### Task instructions
Print all the records exactly, please.

### Provided information
Begin

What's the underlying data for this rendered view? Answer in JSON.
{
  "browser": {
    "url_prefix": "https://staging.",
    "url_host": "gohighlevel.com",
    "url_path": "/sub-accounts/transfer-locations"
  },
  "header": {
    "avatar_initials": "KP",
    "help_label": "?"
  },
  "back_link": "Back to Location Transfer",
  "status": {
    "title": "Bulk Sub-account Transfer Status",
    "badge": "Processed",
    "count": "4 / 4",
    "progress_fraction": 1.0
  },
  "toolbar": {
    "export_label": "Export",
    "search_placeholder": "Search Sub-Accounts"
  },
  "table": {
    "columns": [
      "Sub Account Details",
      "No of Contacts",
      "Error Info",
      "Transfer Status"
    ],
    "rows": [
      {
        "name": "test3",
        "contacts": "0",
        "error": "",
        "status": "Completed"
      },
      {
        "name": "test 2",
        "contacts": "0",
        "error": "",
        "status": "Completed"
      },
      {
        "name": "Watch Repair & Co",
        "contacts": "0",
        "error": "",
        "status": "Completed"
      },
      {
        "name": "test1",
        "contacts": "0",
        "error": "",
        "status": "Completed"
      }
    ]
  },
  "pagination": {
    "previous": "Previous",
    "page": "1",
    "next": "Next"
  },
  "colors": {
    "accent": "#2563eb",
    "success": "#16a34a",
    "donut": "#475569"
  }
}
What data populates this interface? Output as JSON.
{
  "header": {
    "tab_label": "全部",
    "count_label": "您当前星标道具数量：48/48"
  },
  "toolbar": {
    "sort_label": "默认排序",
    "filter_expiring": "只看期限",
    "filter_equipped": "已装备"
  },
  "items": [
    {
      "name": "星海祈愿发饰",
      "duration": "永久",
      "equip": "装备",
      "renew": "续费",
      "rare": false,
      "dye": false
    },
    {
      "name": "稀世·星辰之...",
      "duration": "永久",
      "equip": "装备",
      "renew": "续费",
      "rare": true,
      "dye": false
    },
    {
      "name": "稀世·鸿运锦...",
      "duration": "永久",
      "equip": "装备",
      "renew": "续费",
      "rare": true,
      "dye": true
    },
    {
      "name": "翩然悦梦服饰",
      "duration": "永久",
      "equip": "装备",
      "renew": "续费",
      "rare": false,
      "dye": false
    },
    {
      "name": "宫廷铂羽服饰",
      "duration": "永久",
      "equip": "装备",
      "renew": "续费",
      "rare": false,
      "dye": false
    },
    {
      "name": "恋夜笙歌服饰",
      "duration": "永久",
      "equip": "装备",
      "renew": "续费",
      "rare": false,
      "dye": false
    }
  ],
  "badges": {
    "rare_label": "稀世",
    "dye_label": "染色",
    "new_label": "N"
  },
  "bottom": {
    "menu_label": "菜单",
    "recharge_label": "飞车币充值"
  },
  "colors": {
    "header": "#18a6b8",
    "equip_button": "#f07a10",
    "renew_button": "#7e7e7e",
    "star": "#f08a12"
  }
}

End

### Answer for this exercise
What's the underlying data for this rendered view? Answer in JSON.
{
  "browser": {
    "url_prefix": "https://staging.",
    "url_host": "gohighlevel.com",
    "url_path": "/sub-accounts/transfer-locations"
  },
  "header": {
    "avatar_initials": "KP",
    "help_label": "?"
  },
  "back_link": "Back to Location Transfer",
  "status": {
    "title": "Bulk Sub-account Transfer Status",
    "badge": "Processed",
    "count": "4 / 4",
    "progress_fraction": 1.0
  },
  "toolbar": {
    "export_label": "Export",
    "search_placeholder": "Search Sub-Accounts"
  },
  "table": {
    "columns": [
      "Sub Account Details",
      "No of Contacts",
      "Error Info",
      "Transfer Status"
    ],
    "rows": [
      {
        "name": "test3",
        "contacts": "0",
        "error": "",
        "status": "Completed"
      },
      {
        "name": "test 2",
        "contacts": "0",
        "error": "",
        "status": "Completed"
      },
      {
        "name": "Watch Repair & Co",
        "contacts": "0",
        "error": "",
        "status": "Completed"
      },
      {
        "name": "test1",
        "contacts": "0",
        "error": "",
        "status": "Completed"
      }
    ]
  },
  "pagination": {
    "previous": "Previous",
    "page": "1",
    "next": "Next"
  },
  "colors": {
    "accent": "#2563eb",
    "success": "#16a34a",
    "donut": "#475569"
  }
}
What data populates this interface? Output as JSON.
{
  "header": {
    "tab_label": "全部",
    "count_label": "您当前星标道具数量：48/48"
  },
  "toolbar": {
    "sort_label": "默认排序",
    "filter_expiring": "只看期限",
    "filter_equipped": "已装备"
  },
  "items": [
    {
      "name": "星海祈愿发饰",
      "duration": "永久",
      "equip": "装备",
      "renew": "续费",
      "rare": false,
      "dye": false
    },
    {
      "name": "稀世·星辰之...",
      "duration": "永久",
      "equip": "装备",
      "renew": "续费",
      "rare": true,
      "dye": false
    },
    {
      "name": "稀世·鸿运锦...",
      "duration": "永久",
      "equip": "装备",
      "renew": "续费",
      "rare": true,
      "dye": true
    },
    {
      "name": "翩然悦梦服饰",
      "duration": "永久",
      "equip": "装备",
      "renew": "续费",
      "rare": false,
      "dye": false
    },
    {
      "name": "宫廷铂羽服饰",
      "duration": "永久",
      "equip": "装备",
      "renew": "续费",
      "rare": false,
      "dye": false
    },
    {
      "name": "恋夜笙歌服饰",
      "duration": "永久",
      "equip": "装备",
      "renew": "续费",
      "rare": false,
      "dye": false
    }
  ],
  "badges": {
    "rare_label": "稀世",
    "dye_label": "染色",
    "new_label": "N"
  },
  "bottom": {
    "menu_label": "菜单",
    "recharge_label": "飞车币充值"
  },
  "colors": {
    "header": "#18a6b8",
    "equip_button": "#f07a10",
    "renew_button": "#7e7e7e",
    "star": "#f08a12"
  }
}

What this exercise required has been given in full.